Stored items

========

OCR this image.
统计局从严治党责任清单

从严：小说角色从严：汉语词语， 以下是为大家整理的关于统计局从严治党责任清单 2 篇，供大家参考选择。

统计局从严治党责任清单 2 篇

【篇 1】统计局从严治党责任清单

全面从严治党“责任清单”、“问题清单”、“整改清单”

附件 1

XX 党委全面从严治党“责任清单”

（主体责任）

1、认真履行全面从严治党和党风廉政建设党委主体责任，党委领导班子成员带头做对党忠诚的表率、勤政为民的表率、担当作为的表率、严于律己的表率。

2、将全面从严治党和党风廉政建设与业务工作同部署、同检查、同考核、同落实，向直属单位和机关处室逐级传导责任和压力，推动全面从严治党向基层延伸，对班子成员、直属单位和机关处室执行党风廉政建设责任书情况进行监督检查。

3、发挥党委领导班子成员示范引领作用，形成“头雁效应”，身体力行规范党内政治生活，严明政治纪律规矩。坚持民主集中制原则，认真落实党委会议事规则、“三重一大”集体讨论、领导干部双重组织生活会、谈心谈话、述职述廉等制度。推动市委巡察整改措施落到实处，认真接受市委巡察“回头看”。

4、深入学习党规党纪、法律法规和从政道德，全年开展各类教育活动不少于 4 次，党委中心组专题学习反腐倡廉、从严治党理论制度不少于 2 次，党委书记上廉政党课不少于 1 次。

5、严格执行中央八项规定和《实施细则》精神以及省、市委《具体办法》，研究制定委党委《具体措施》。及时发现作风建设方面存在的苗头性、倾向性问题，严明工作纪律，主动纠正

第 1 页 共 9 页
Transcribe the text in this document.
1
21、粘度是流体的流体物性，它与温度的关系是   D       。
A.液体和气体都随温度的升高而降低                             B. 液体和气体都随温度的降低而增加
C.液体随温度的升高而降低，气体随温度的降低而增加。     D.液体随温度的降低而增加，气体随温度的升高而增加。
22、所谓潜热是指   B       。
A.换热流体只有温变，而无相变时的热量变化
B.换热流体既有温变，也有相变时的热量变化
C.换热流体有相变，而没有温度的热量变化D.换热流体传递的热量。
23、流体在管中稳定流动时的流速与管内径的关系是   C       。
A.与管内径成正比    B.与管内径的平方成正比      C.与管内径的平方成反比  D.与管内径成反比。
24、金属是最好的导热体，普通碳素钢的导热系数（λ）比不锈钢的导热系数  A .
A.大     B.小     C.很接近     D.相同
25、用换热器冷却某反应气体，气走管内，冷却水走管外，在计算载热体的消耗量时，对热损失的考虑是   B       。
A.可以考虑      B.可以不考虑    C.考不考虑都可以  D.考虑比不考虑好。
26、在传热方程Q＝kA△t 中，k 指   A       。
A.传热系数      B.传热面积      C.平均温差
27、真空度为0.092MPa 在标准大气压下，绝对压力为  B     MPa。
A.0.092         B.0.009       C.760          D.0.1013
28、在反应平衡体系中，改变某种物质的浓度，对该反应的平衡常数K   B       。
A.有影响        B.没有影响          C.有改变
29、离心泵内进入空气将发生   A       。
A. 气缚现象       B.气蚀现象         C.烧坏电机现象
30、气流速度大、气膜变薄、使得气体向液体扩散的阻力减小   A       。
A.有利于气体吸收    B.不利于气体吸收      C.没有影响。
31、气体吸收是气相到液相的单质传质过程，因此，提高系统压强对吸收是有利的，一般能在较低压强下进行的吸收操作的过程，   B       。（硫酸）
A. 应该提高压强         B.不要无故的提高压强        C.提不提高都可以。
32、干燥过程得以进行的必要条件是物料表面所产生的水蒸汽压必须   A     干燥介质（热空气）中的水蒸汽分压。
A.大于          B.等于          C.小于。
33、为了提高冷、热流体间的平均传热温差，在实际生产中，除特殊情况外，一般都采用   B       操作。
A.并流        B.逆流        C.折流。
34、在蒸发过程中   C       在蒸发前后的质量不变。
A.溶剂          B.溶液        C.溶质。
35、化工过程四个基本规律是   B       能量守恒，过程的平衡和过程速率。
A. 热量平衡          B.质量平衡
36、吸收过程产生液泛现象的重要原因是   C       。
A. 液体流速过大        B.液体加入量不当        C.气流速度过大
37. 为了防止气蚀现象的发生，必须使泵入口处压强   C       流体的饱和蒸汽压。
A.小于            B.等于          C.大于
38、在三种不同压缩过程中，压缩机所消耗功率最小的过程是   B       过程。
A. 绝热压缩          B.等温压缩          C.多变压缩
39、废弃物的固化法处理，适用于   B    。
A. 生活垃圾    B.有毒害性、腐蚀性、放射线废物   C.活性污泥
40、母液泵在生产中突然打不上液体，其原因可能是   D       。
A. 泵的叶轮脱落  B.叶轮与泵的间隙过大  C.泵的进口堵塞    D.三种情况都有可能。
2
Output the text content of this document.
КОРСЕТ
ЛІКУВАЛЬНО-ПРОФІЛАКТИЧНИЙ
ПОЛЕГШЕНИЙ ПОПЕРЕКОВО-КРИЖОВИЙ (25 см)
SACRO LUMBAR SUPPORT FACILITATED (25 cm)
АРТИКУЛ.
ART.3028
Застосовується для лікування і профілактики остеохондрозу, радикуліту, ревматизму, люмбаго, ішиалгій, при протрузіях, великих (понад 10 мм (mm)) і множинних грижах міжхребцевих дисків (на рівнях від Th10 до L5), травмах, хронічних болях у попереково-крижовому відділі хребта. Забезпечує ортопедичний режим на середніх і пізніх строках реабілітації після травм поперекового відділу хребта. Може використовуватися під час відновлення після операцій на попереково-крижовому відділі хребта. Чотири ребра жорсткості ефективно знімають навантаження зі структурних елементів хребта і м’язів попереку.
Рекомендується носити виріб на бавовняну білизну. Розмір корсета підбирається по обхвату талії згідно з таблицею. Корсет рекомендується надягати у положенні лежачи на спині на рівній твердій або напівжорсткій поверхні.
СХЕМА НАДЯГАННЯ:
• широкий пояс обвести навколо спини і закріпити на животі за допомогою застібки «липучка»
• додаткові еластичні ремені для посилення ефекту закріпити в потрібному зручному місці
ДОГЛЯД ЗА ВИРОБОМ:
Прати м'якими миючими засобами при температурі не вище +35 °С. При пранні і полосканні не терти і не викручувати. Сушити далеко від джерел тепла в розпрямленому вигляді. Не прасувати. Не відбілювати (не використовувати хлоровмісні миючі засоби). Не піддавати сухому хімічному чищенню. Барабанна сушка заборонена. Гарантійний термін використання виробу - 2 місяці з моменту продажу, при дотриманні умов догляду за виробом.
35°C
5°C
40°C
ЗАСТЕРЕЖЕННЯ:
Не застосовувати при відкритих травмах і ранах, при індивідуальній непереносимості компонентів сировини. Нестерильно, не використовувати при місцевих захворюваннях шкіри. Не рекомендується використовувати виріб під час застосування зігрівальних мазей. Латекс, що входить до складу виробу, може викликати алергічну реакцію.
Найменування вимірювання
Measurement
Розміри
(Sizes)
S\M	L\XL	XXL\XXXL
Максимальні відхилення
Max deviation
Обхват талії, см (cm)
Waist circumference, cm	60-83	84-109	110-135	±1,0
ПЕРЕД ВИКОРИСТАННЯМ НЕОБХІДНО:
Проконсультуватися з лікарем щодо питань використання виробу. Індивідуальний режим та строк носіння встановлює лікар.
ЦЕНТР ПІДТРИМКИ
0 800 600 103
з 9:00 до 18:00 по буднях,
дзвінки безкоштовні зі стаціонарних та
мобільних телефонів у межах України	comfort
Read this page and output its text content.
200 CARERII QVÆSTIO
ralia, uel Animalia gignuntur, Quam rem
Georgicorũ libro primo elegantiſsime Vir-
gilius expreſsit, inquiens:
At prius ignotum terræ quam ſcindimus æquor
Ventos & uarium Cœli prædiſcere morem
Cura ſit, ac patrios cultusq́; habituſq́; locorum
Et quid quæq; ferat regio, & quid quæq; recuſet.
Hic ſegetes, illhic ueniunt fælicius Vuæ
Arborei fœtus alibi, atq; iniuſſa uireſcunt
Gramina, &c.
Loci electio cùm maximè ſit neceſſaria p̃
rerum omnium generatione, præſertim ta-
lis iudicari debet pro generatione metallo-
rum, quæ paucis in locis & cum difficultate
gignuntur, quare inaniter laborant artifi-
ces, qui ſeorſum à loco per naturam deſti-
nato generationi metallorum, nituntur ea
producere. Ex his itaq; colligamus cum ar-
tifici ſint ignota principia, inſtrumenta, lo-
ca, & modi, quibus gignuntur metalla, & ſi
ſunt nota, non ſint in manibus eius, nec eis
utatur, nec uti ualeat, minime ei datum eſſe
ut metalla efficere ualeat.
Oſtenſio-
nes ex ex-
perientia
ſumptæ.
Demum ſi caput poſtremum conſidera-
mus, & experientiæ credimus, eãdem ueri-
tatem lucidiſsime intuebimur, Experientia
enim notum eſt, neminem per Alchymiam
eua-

========

Work instructions: Scan the material and collect every line that contains "metalla".

Solved problem:
ca, & modi, quibus gignuntur metalla, & ſi
ut metalla efficere ualeat.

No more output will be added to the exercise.